**GIVEN TASK:**
In the data below, find every line that has the string "JSON", and copy it.

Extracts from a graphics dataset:
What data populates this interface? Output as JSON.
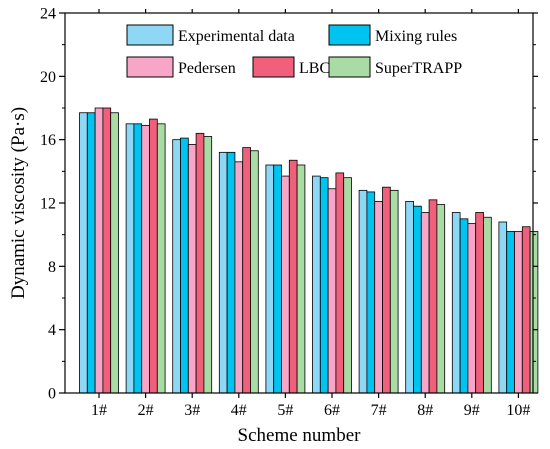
{
  "chart_data": {
    "type": "bar",
    "title": "",
    "xlabel": "Scheme number",
    "ylabel": "Dynamic viscosity (Pa·s)",
    "ylim": [
      0,
      24
    ],
    "yticks": [
      0,
      4,
      8,
      12,
      16,
      20,
      24
    ],
    "categories": [
      "1#",
      "2#",
      "3#",
      "4#",
      "5#",
      "6#",
      "7#",
      "8#",
      "9#",
      "10#"
    ],
    "series": [
      {
        "name": "Experimental data",
        "color": "#8ed8f5",
        "values": [
          17.7,
          17.0,
          16.0,
          15.2,
          14.4,
          13.7,
          12.8,
          12.1,
          11.4,
          10.8
        ]
      },
      {
        "name": "Mixing rules",
        "color": "#00c4f0",
        "values": [
          17.7,
          17.0,
          16.1,
          15.2,
          14.4,
          13.6,
          12.7,
          11.8,
          11.0,
          10.2
        ]
      },
      {
        "name": "Pedersen",
        "color": "#f7a6c7",
        "values": [
          18.0,
          16.9,
          15.7,
          14.6,
          13.7,
          12.9,
          12.1,
          11.4,
          10.7,
          10.2
        ]
      },
      {
        "name": "LBC",
        "color": "#f0607a",
        "values": [
          18.0,
          17.3,
          16.4,
          15.5,
          14.7,
          13.9,
          13.0,
          12.2,
          11.4,
          10.5
        ]
      },
      {
        "name": "SuperTRAPP",
        "color": "#a9dba4",
        "values": [
          17.7,
          17.0,
          16.2,
          15.3,
          14.4,
          13.6,
          12.8,
          11.9,
          11.1,
          10.2
        ]
      }
    ],
    "legend_position": "top-right",
    "grid": false
  }
}
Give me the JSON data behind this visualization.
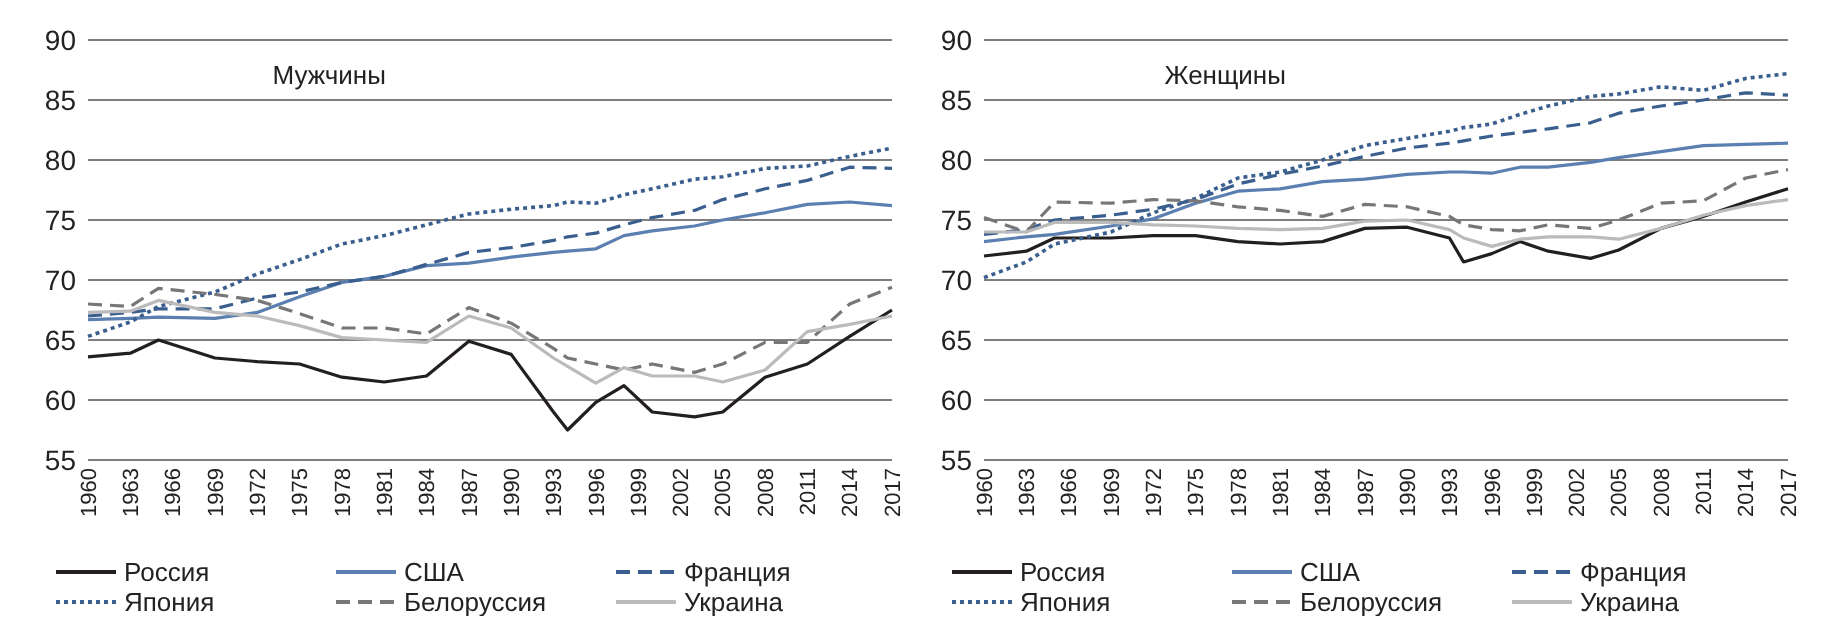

**EXERCISE SOLUTION:**
What data populates this interface? Output as JSON.
Give me the JSON data behind this visualization.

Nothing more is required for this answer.